Exercise data:
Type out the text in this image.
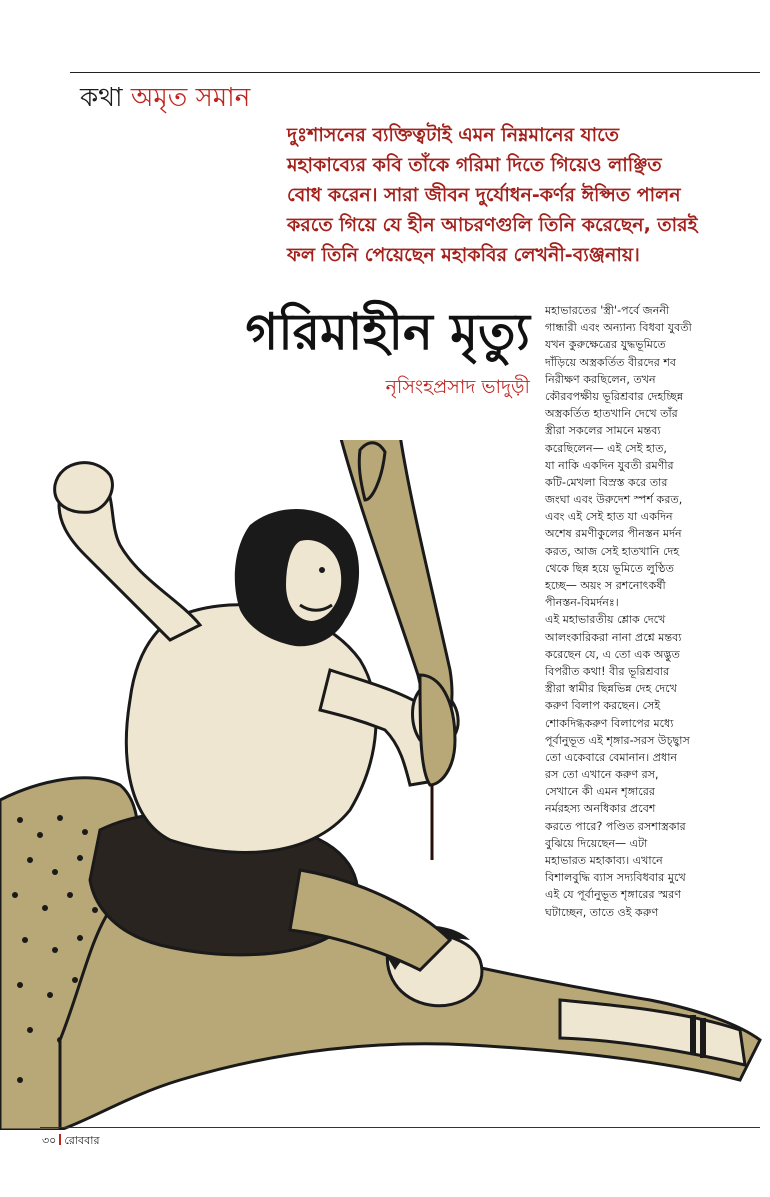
কথা অমৃত সমান

দুঃশাসনের ব্যক্তিত্বটাই এমন নিম্নমানের যাতে

মহাকাব্যের কবি তাঁকে গরিমা দিতে গিয়েও লাঞ্ছিত

বোধ করেন। সারা জীবন দুর্যোধন-কর্ণর ঈপ্সিত পালন

করতে গিয়ে যে হীন আচরণগুলি তিনি করেছেন, তারই

ফল তিনি পেয়েছেন মহাকবির লেখনী-ব্যঞ্জনায়।

গরিমাহীন মৃত্যু
নৃসিংহপ্রসাদ ভাদুড়ী
মহাভারতের 'স্ত্রী'-পর্বে জননী
গান্ধারী এবং অন্যান্য বিধবা যুবতী
যখন কুরুক্ষেত্রের যুদ্ধভূমিতে
দাঁড়িয়ে অস্ত্রকর্তিত বীরদের শব
নিরীক্ষণ করছিলেন, তখন
কৌরবপক্ষীয় ভূরিশ্রবার দেহচ্ছিন্ন
অস্ত্রকর্তিত হাতখানি দেখে তাঁর
স্ত্রীরা সকলের সামনে মন্তব্য
করেছিলেন— এই সেই হাত,
যা নাকি একদিন যুবতী রমণীর
কটি-মেখলা বিস্রস্ত করে তার
জংঘা এবং উরুদেশ স্পর্শ করত,
এবং এই সেই হাত যা একদিন
অশেষ রমণীকুলের পীনস্তন মর্দন
করত, আজ সেই হাতখানি দেহ
থেকে ছিন্ন হয়ে ভূমিতে লুণ্ঠিত
হচ্ছে— অয়ং স রশনোৎকর্ষী
পীনস্তন-বিমর্দনঃ।
এই মহাভারতীয় শ্লোক দেখে
আলংকারিকরা নানা প্রশ্নে মন্তব্য
করেছেন যে, এ তো এক অদ্ভুত
বিপরীত কথা! বীর ভূরিশ্রবার
স্ত্রীরা স্বামীর ছিন্নভিন্ন দেহ দেখে
করুণ বিলাপ করছেন। সেই
শোকদিগ্ধকরুণ বিলাপের মধ্যে
পূর্বানুভূত এই শৃঙ্গার-সরস উচ্ছ্বাস
তো একেবারে বেমানান। প্রধান
রস তো এখানে করুণ রস,
সেখানে কী এমন শৃঙ্গারের
নর্মরহস্য অনধিকার প্রবেশ
করতে পারে? পণ্ডিত রসশাস্ত্রকার
বুঝিয়ে দিয়েছেন— এটা
মহাভারত মহাকাব্য। এখানে
বিশালবুদ্ধি ব্যাস সদ্যবিধবার মুখে
এই যে পূর্বানুভূত শৃঙ্গারের স্মরণ
ঘটাচ্ছেন, তাতে ওই করুণ
৩০ রোববার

Given instruction:
Transcribe the listing in full and omit the pictures.

Final answer:
Type out the text in this image.
কথা অমৃত সমান

দুঃশাসনের ব্যক্তিত্বটাই এমন নিম্নমানের যাতে

মহাকাব্যের কবি তাঁকে গরিমা দিতে গিয়েও লাঞ্ছিত

বোধ করেন। সারা জীবন দুর্যোধন-কর্ণর ঈপ্সিত পালন

করতে গিয়ে যে হীন আচরণগুলি তিনি করেছেন, তারই

ফল তিনি পেয়েছেন মহাকবির লেখনী-ব্যঞ্জনায়।

গরিমাহীন মৃত্যু
নৃসিংহপ্রসাদ ভাদুড়ী
মহাভারতের 'স্ত্রী'-পর্বে জননী
গান্ধারী এবং অন্যান্য বিধবা যুবতী
যখন কুরুক্ষেত্রের যুদ্ধভূমিতে
দাঁড়িয়ে অস্ত্রকর্তিত বীরদের শব
নিরীক্ষণ করছিলেন, তখন
কৌরবপক্ষীয় ভূরিশ্রবার দেহচ্ছিন্ন
অস্ত্রকর্তিত হাতখানি দেখে তাঁর
স্ত্রীরা সকলের সামনে মন্তব্য
করেছিলেন— এই সেই হাত,
যা নাকি একদিন যুবতী রমণীর
কটি-মেখলা বিস্রস্ত করে তার
জংঘা এবং উরুদেশ স্পর্শ করত,
এবং এই সেই হাত যা একদিন
অশেষ রমণীকুলের পীনস্তন মর্দন
করত, আজ সেই হাতখানি দেহ
থেকে ছিন্ন হয়ে ভূমিতে লুণ্ঠিত
হচ্ছে— অয়ং স রশনোৎকর্ষী
পীনস্তন-বিমর্দনঃ।
এই মহাভারতীয় শ্লোক দেখে
আলংকারিকরা নানা প্রশ্নে মন্তব্য
করেছেন যে, এ তো এক অদ্ভুত
বিপরীত কথা! বীর ভূরিশ্রবার
স্ত্রীরা স্বামীর ছিন্নভিন্ন দেহ দেখে
করুণ বিলাপ করছেন। সেই
শোকদিগ্ধকরুণ বিলাপের মধ্যে
পূর্বানুভূত এই শৃঙ্গার-সরস উচ্ছ্বাস
তো একেবারে বেমানান। প্রধান
রস তো এখানে করুণ রস,
সেখানে কী এমন শৃঙ্গারের
নর্মরহস্য অনধিকার প্রবেশ
করতে পারে? পণ্ডিত রসশাস্ত্রকার
বুঝিয়ে দিয়েছেন— এটা
মহাভারত মহাকাব্য। এখানে
বিশালবুদ্ধি ব্যাস সদ্যবিধবার মুখে
এই যে পূর্বানুভূত শৃঙ্গারের স্মরণ
ঘটাচ্ছেন, তাতে ওই করুণ
৩০ রোববার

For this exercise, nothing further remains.